*Work to do*
Only the lines holding the string "ELODIE" are needed. Copy each one.

*Data tied to figure images*
Start

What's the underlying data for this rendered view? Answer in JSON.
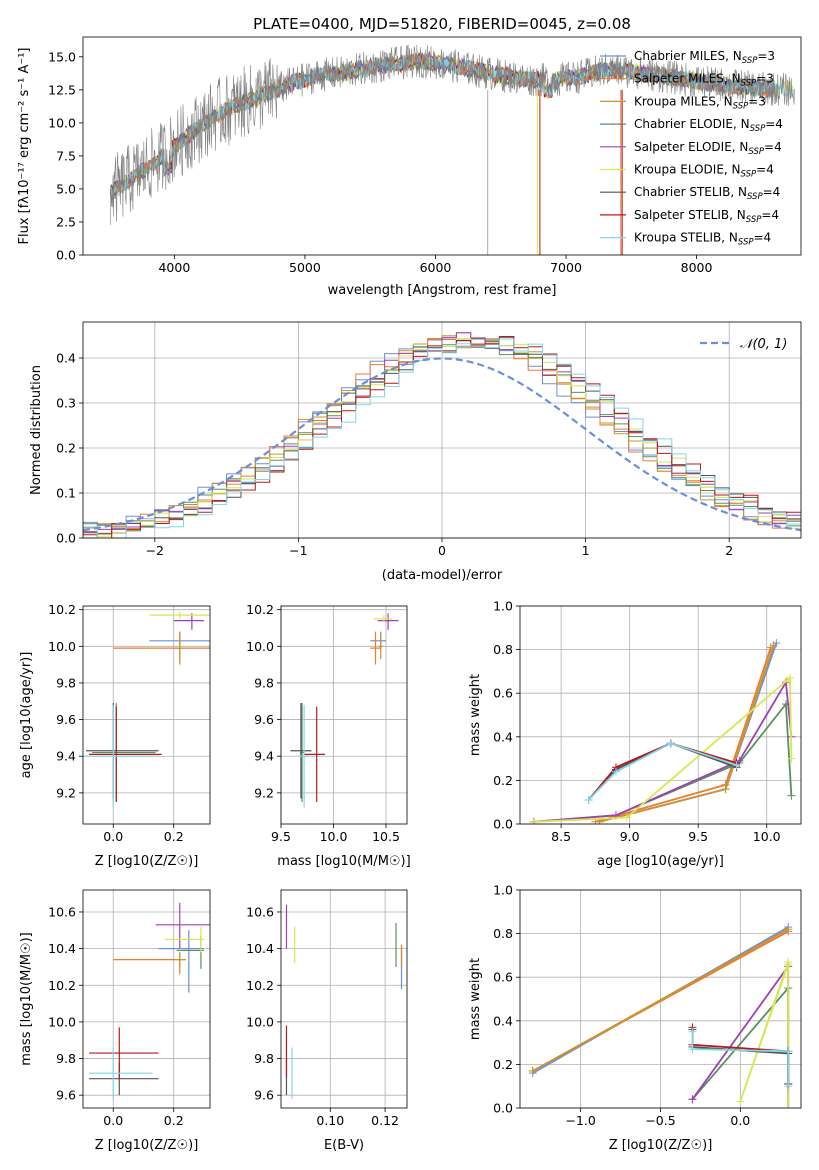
{
  "title": "PLATE=0400, MJD=51820, FIBERID=0045, z=0.08",
  "series_names": [
    "Chabrier MILES, N_SSP=3",
    "Salpeter MILES, N_SSP=3",
    "Kroupa MILES, N_SSP=3",
    "Chabrier ELODIE, N_SSP=4",
    "Salpeter ELODIE, N_SSP=4",
    "Kroupa ELODIE, N_SSP=4",
    "Chabrier STELIB, N_SSP=4",
    "Salpeter STELIB, N_SSP=4",
    "Kroupa STELIB, N_SSP=4"
  ],
  "legend_display": [
    {
      "pre": "Chabrier MILES, N",
      "sub": "SSP",
      "post": "=3"
    },
    {
      "pre": "Salpeter MILES, N",
      "sub": "SSP",
      "post": "=3"
    },
    {
      "pre": "Kroupa MILES, N",
      "sub": "SSP",
      "post": "=3"
    },
    {
      "pre": "Chabrier ELODIE, N",
      "sub": "SSP",
      "post": "=4"
    },
    {
      "pre": "Salpeter ELODIE, N",
      "sub": "SSP",
      "post": "=4"
    },
    {
      "pre": "Kroupa ELODIE, N",
      "sub": "SSP",
      "post": "=4"
    },
    {
      "pre": "Chabrier STELIB, N",
      "sub": "SSP",
      "post": "=4"
    },
    {
      "pre": "Salpeter STELIB, N",
      "sub": "SSP",
      "post": "=4"
    },
    {
      "pre": "Kroupa STELIB, N",
      "sub": "SSP",
      "post": "=4"
    }
  ],
  "colors": [
    "#6a8fdc",
    "#ee7b2f",
    "#c8962d",
    "#5a9060",
    "#a040b8",
    "#d6e850",
    "#555555",
    "#b81818",
    "#7ed8e8"
  ],
  "chart_data": [
    {
      "type": "line",
      "id": "spectrum",
      "xlabel": "wavelength [Angstrom, rest frame]",
      "ylabel": "Flux [fλ10⁻¹⁷ erg cm⁻² s⁻¹ A⁻¹]",
      "xlim": [
        3300,
        8800
      ],
      "ylim": [
        0,
        16.5
      ],
      "xticks": [
        4000,
        5000,
        6000,
        7000,
        8000
      ],
      "yticks": [
        0.0,
        2.5,
        5.0,
        7.5,
        10.0,
        12.5,
        15.0
      ],
      "grid": false,
      "legend": "top-right",
      "continuum_model": {
        "x": [
          3500,
          3700,
          3900,
          4100,
          4300,
          4500,
          4700,
          4900,
          5100,
          5300,
          5500,
          5700,
          5900,
          6100,
          6300,
          6500,
          6700,
          6900,
          7100,
          7300,
          7500,
          7700,
          7900,
          8100,
          8300,
          8500,
          8700
        ],
        "y": [
          4.6,
          6.0,
          7.4,
          9.0,
          10.5,
          11.4,
          12.2,
          13.0,
          13.6,
          13.8,
          14.2,
          14.5,
          14.7,
          14.4,
          14.0,
          13.6,
          13.3,
          13.2,
          13.5,
          14.0,
          13.9,
          13.6,
          13.3,
          13.0,
          12.8,
          12.6,
          12.5
        ]
      },
      "observed_data_color": "#808080"
    },
    {
      "type": "bar",
      "id": "residuals",
      "xlabel": "(data-model)/error",
      "ylabel": "Normed distribution",
      "xlim": [
        -2.5,
        2.5
      ],
      "ylim": [
        0,
        0.48
      ],
      "xticks": [
        -2,
        -1,
        0,
        1,
        2
      ],
      "yticks": [
        0.0,
        0.1,
        0.2,
        0.3,
        0.4
      ],
      "grid": true,
      "legend": "top-right",
      "reference_curve": {
        "name": "N(0,1)",
        "mean": 0,
        "sigma": 1,
        "color": "#6a8fdc"
      },
      "histogram": {
        "bin_width": 0.1,
        "x": [
          -2.5,
          2.5
        ],
        "peak_center": 0.2,
        "peak_height": 0.44,
        "sigma": 1.0
      }
    },
    {
      "type": "scatter",
      "id": "age_vs_Z",
      "xlabel": "Z [log10(Z/Z☉)]",
      "ylabel": "age  [log10(age/yr)]",
      "xlim": [
        -0.1,
        0.32
      ],
      "ylim": [
        9.03,
        10.22
      ],
      "xticks": [
        0.0,
        0.2
      ],
      "yticks": [
        9.2,
        9.4,
        9.6,
        9.8,
        10.0,
        10.2
      ],
      "grid": true,
      "points": [
        {
          "series": 0,
          "x": 0.22,
          "y": 10.03,
          "xerr": [
            0.1,
            0.1
          ],
          "yerr": [
            0.05,
            0.05
          ]
        },
        {
          "series": 1,
          "x": 0.22,
          "y": 9.99,
          "xerr": [
            0.22,
            0.22
          ],
          "yerr": [
            0.09,
            0.09
          ]
        },
        {
          "series": 2,
          "x": 0.22,
          "y": 9.99,
          "xerr": [
            0.02,
            0.02
          ],
          "yerr": [
            0.07,
            0.07
          ]
        },
        {
          "series": 3,
          "x": 0.01,
          "y": 9.42,
          "xerr": [
            0.08,
            0.13
          ],
          "yerr": [
            0.27,
            0.27
          ]
        },
        {
          "series": 4,
          "x": 0.26,
          "y": 10.14,
          "xerr": [
            0.06,
            0.04
          ],
          "yerr": [
            0.05,
            0.04
          ]
        },
        {
          "series": 5,
          "x": 0.22,
          "y": 10.17,
          "xerr": [
            0.1,
            0.1
          ],
          "yerr": [
            0.02,
            0.02
          ]
        },
        {
          "series": 6,
          "x": 0.0,
          "y": 9.43,
          "xerr": [
            0.09,
            0.15
          ],
          "yerr": [
            0.26,
            0.26
          ]
        },
        {
          "series": 7,
          "x": 0.01,
          "y": 9.41,
          "xerr": [
            0.09,
            0.15
          ],
          "yerr": [
            0.26,
            0.26
          ]
        },
        {
          "series": 8,
          "x": 0.0,
          "y": 9.4,
          "xerr": [
            0.1,
            0.13
          ],
          "yerr": [
            0.28,
            0.28
          ]
        }
      ]
    },
    {
      "type": "scatter",
      "id": "age_vs_mass",
      "xlabel": "mass [log10(M/M☉)]",
      "ylabel": "",
      "xlim": [
        9.5,
        10.7
      ],
      "ylim": [
        9.03,
        10.22
      ],
      "xticks": [
        9.5,
        10.0,
        10.5
      ],
      "yticks": [
        9.2,
        9.4,
        9.6,
        9.8,
        10.0,
        10.2
      ],
      "grid": true,
      "points": [
        {
          "series": 0,
          "x": 10.45,
          "y": 10.03,
          "xerr": [
            0.1,
            0.05
          ],
          "yerr": [
            0.05,
            0.05
          ]
        },
        {
          "series": 1,
          "x": 10.4,
          "y": 9.99,
          "xerr": [
            0.05,
            0.05
          ],
          "yerr": [
            0.09,
            0.09
          ]
        },
        {
          "series": 2,
          "x": 10.45,
          "y": 10.0,
          "xerr": [
            0.02,
            0.02
          ],
          "yerr": [
            0.07,
            0.07
          ]
        },
        {
          "series": 3,
          "x": 9.7,
          "y": 9.42,
          "xerr": [
            0.02,
            0.02
          ],
          "yerr": [
            0.27,
            0.27
          ]
        },
        {
          "series": 4,
          "x": 10.52,
          "y": 10.14,
          "xerr": [
            0.1,
            0.1
          ],
          "yerr": [
            0.05,
            0.04
          ]
        },
        {
          "series": 5,
          "x": 10.48,
          "y": 10.15,
          "xerr": [
            0.1,
            0.08
          ],
          "yerr": [
            0.02,
            0.02
          ]
        },
        {
          "series": 6,
          "x": 9.69,
          "y": 9.43,
          "xerr": [
            0.1,
            0.1
          ],
          "yerr": [
            0.26,
            0.26
          ]
        },
        {
          "series": 7,
          "x": 9.84,
          "y": 9.41,
          "xerr": [
            0.12,
            0.08
          ],
          "yerr": [
            0.26,
            0.26
          ]
        },
        {
          "series": 8,
          "x": 9.72,
          "y": 9.4,
          "xerr": [
            0.05,
            0.05
          ],
          "yerr": [
            0.28,
            0.28
          ]
        }
      ]
    },
    {
      "type": "line",
      "id": "weight_vs_age",
      "xlabel": "age  [log10(age/yr)]",
      "ylabel": "mass weight",
      "xlim": [
        8.2,
        10.25
      ],
      "ylim": [
        0,
        1.0
      ],
      "xticks": [
        8.5,
        9.0,
        9.5,
        10.0
      ],
      "yticks": [
        0.0,
        0.2,
        0.4,
        0.6,
        0.8,
        1.0
      ],
      "grid": true,
      "series": [
        {
          "idx": 0,
          "x": [
            8.78,
            9.7,
            10.07
          ],
          "y": [
            0.01,
            0.16,
            0.83
          ]
        },
        {
          "idx": 1,
          "x": [
            8.75,
            9.7,
            10.03
          ],
          "y": [
            0.01,
            0.18,
            0.81
          ]
        },
        {
          "idx": 2,
          "x": [
            8.78,
            9.7,
            10.05
          ],
          "y": [
            0.01,
            0.16,
            0.82
          ]
        },
        {
          "idx": 3,
          "x": [
            8.3,
            8.9,
            9.8,
            10.14,
            10.18
          ],
          "y": [
            0.01,
            0.04,
            0.28,
            0.55,
            0.13
          ]
        },
        {
          "idx": 4,
          "x": [
            8.3,
            8.9,
            9.8,
            10.14,
            10.18
          ],
          "y": [
            0.01,
            0.04,
            0.29,
            0.65,
            0.4
          ]
        },
        {
          "idx": 5,
          "x": [
            8.3,
            8.98,
            10.15,
            10.17,
            10.18
          ],
          "y": [
            0.01,
            0.03,
            0.66,
            0.67,
            0.3
          ]
        },
        {
          "idx": 6,
          "x": [
            8.7,
            8.9,
            9.3,
            9.78
          ],
          "y": [
            0.11,
            0.25,
            0.37,
            0.26
          ]
        },
        {
          "idx": 7,
          "x": [
            8.7,
            8.9,
            9.3,
            9.78
          ],
          "y": [
            0.11,
            0.26,
            0.37,
            0.28
          ]
        },
        {
          "idx": 8,
          "x": [
            8.7,
            8.9,
            9.3,
            9.78
          ],
          "y": [
            0.11,
            0.24,
            0.37,
            0.27
          ]
        }
      ]
    },
    {
      "type": "scatter",
      "id": "mass_vs_Z",
      "xlabel": "Z [log10(Z/Z☉)]",
      "ylabel": "mass [log10(M/M☉)]",
      "xlim": [
        -0.1,
        0.32
      ],
      "ylim": [
        9.53,
        10.72
      ],
      "xticks": [
        0.0,
        0.2
      ],
      "yticks": [
        9.6,
        9.8,
        10.0,
        10.2,
        10.4,
        10.6
      ],
      "grid": true,
      "points": [
        {
          "series": 0,
          "x": 0.25,
          "y": 10.4,
          "xerr": [
            0.1,
            0.05
          ],
          "yerr": [
            0.24,
            0.1
          ]
        },
        {
          "series": 1,
          "x": 0.22,
          "y": 10.34,
          "xerr": [
            0.22,
            0.02
          ],
          "yerr": [
            0.08,
            0.04
          ]
        },
        {
          "series": 2,
          "x": 0.22,
          "y": 10.34,
          "xerr": [
            0.02,
            0.02
          ],
          "yerr": [
            0.04,
            0.04
          ]
        },
        {
          "series": 3,
          "x": 0.29,
          "y": 10.39,
          "xerr": [
            0.08,
            0.01
          ],
          "yerr": [
            0.1,
            0.08
          ]
        },
        {
          "series": 4,
          "x": 0.22,
          "y": 10.53,
          "xerr": [
            0.08,
            0.1
          ],
          "yerr": [
            0.13,
            0.12
          ]
        },
        {
          "series": 5,
          "x": 0.29,
          "y": 10.45,
          "xerr": [
            0.12,
            0.01
          ],
          "yerr": [
            0.07,
            0.07
          ]
        },
        {
          "series": 6,
          "x": 0.02,
          "y": 9.69,
          "xerr": [
            0.1,
            0.13
          ],
          "yerr": [
            0.09,
            0.09
          ]
        },
        {
          "series": 7,
          "x": 0.02,
          "y": 9.83,
          "xerr": [
            0.1,
            0.13
          ],
          "yerr": [
            0.14,
            0.14
          ]
        },
        {
          "series": 8,
          "x": 0.0,
          "y": 9.72,
          "xerr": [
            0.08,
            0.13
          ],
          "yerr": [
            0.14,
            0.14
          ]
        }
      ]
    },
    {
      "type": "scatter",
      "id": "mass_vs_ebv",
      "xlabel": "E(B-V)",
      "ylabel": "",
      "xlim": [
        0.082,
        0.128
      ],
      "ylim": [
        9.53,
        10.72
      ],
      "xticks": [
        0.1,
        0.12
      ],
      "yticks": [
        9.6,
        9.8,
        10.0,
        10.2,
        10.4,
        10.6
      ],
      "grid": true,
      "points": [
        {
          "series": 0,
          "x": 0.126,
          "y": 10.3,
          "xerr": [
            0,
            0
          ],
          "yerr": [
            0.12,
            0.12
          ]
        },
        {
          "series": 1,
          "x": 0.126,
          "y": 10.36,
          "xerr": [
            0,
            0
          ],
          "yerr": [
            0.06,
            0.06
          ]
        },
        {
          "series": 2,
          "x": 0.126,
          "y": 10.34,
          "xerr": [
            0,
            0
          ],
          "yerr": [
            0.04,
            0.04
          ]
        },
        {
          "series": 3,
          "x": 0.124,
          "y": 10.42,
          "xerr": [
            0,
            0
          ],
          "yerr": [
            0.12,
            0.12
          ]
        },
        {
          "series": 4,
          "x": 0.084,
          "y": 10.52,
          "xerr": [
            0,
            0
          ],
          "yerr": [
            0.12,
            0.12
          ]
        },
        {
          "series": 5,
          "x": 0.087,
          "y": 10.42,
          "xerr": [
            0,
            0
          ],
          "yerr": [
            0.1,
            0.1
          ]
        },
        {
          "series": 6,
          "x": 0.084,
          "y": 9.7,
          "xerr": [
            0,
            0
          ],
          "yerr": [
            0.1,
            0.1
          ]
        },
        {
          "series": 7,
          "x": 0.084,
          "y": 9.84,
          "xerr": [
            0,
            0
          ],
          "yerr": [
            0.14,
            0.14
          ]
        },
        {
          "series": 8,
          "x": 0.086,
          "y": 9.72,
          "xerr": [
            0,
            0
          ],
          "yerr": [
            0.14,
            0.14
          ]
        }
      ]
    },
    {
      "type": "line",
      "id": "weight_vs_Z",
      "xlabel": "Z [log10(Z/Z☉)]",
      "ylabel": "mass weight",
      "xlim": [
        -1.38,
        0.38
      ],
      "ylim": [
        0,
        1.0
      ],
      "xticks": [
        -1.0,
        -0.5,
        0.0
      ],
      "yticks": [
        0.0,
        0.2,
        0.4,
        0.6,
        0.8,
        1.0
      ],
      "grid": true,
      "series": [
        {
          "idx": 0,
          "x": [
            -1.3,
            0.3
          ],
          "y": [
            0.16,
            0.83
          ]
        },
        {
          "idx": 1,
          "x": [
            -1.3,
            0.3
          ],
          "y": [
            0.17,
            0.81
          ]
        },
        {
          "idx": 2,
          "x": [
            -1.3,
            0.3
          ],
          "y": [
            0.17,
            0.82
          ]
        },
        {
          "idx": 3,
          "x": [
            -0.3,
            0.3,
            0.3
          ],
          "y": [
            0.04,
            0.55,
            0.0
          ]
        },
        {
          "idx": 4,
          "x": [
            -0.3,
            0.3,
            0.3
          ],
          "y": [
            0.04,
            0.65,
            0.0
          ]
        },
        {
          "idx": 5,
          "x": [
            0.3,
            0.0,
            0.3,
            0.3
          ],
          "y": [
            0.66,
            0.03,
            0.67,
            0.0
          ]
        },
        {
          "idx": 6,
          "x": [
            -0.3,
            -0.3,
            0.3,
            0.3
          ],
          "y": [
            0.36,
            0.28,
            0.25,
            0.11
          ]
        },
        {
          "idx": 7,
          "x": [
            -0.3,
            -0.3,
            0.3,
            0.3
          ],
          "y": [
            0.37,
            0.29,
            0.26,
            0.11
          ]
        },
        {
          "idx": 8,
          "x": [
            -0.3,
            -0.3,
            0.3,
            0.3
          ],
          "y": [
            0.35,
            0.27,
            0.26,
            0.1
          ]
        }
      ]
    }
  ]
}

End

*Result of the task*
    "Chabrier ELODIE, N_SSP=4",
    "Salpeter ELODIE, N_SSP=4",
    "Kroupa ELODIE, N_SSP=4",
      "pre": "Chabrier ELODIE, N",
      "pre": "Salpeter ELODIE, N",
      "pre": "Kroupa ELODIE, N",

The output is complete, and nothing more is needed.